Recorded data
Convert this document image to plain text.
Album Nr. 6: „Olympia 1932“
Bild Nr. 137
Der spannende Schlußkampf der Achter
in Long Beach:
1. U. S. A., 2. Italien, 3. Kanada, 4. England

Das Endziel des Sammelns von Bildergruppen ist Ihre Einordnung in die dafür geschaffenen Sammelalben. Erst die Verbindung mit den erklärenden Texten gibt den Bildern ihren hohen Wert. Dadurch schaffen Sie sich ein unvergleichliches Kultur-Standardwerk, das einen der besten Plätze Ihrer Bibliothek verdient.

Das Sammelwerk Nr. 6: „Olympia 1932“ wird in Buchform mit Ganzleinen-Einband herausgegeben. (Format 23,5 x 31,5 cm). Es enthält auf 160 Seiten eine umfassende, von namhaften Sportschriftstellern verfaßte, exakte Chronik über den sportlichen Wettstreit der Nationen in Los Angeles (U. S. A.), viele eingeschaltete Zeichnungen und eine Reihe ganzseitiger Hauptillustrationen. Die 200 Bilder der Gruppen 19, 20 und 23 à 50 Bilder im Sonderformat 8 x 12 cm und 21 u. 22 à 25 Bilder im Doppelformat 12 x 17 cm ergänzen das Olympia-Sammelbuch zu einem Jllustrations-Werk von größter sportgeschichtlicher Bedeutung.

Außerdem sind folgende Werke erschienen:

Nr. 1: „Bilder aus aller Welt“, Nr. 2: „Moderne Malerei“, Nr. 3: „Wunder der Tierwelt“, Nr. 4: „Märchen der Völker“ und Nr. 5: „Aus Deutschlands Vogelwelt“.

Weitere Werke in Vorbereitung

### Work to complete
Return the listing above in full, character for character.

### Reply
Convert this document image to plain text.
Album Nr. 6: „Olympia 1932“
Bild Nr. 137
Der spannende Schlußkampf der Achter
in Long Beach:
1. U. S. A., 2. Italien, 3. Kanada, 4. England

Das Endziel des Sammelns von Bildergruppen ist Ihre Einordnung in die dafür geschaffenen Sammelalben. Erst die Verbindung mit den erklärenden Texten gibt den Bildern ihren hohen Wert. Dadurch schaffen Sie sich ein unvergleichliches Kultur-Standardwerk, das einen der besten Plätze Ihrer Bibliothek verdient.

Das Sammelwerk Nr. 6: „Olympia 1932“ wird in Buchform mit Ganzleinen-Einband herausgegeben. (Format 23,5 x 31,5 cm). Es enthält auf 160 Seiten eine umfassende, von namhaften Sportschriftstellern verfaßte, exakte Chronik über den sportlichen Wettstreit der Nationen in Los Angeles (U. S. A.), viele eingeschaltete Zeichnungen und eine Reihe ganzseitiger Hauptillustrationen. Die 200 Bilder der Gruppen 19, 20 und 23 à 50 Bilder im Sonderformat 8 x 12 cm und 21 u. 22 à 25 Bilder im Doppelformat 12 x 17 cm ergänzen das Olympia-Sammelbuch zu einem Jllustrations-Werk von größter sportgeschichtlicher Bedeutung.

Außerdem sind folgende Werke erschienen:

Nr. 1: „Bilder aus aller Welt“, Nr. 2: „Moderne Malerei“, Nr. 3: „Wunder der Tierwelt“, Nr. 4: „Märchen der Völker“ und Nr. 5: „Aus Deutschlands Vogelwelt“.

Weitere Werke in Vorbereitung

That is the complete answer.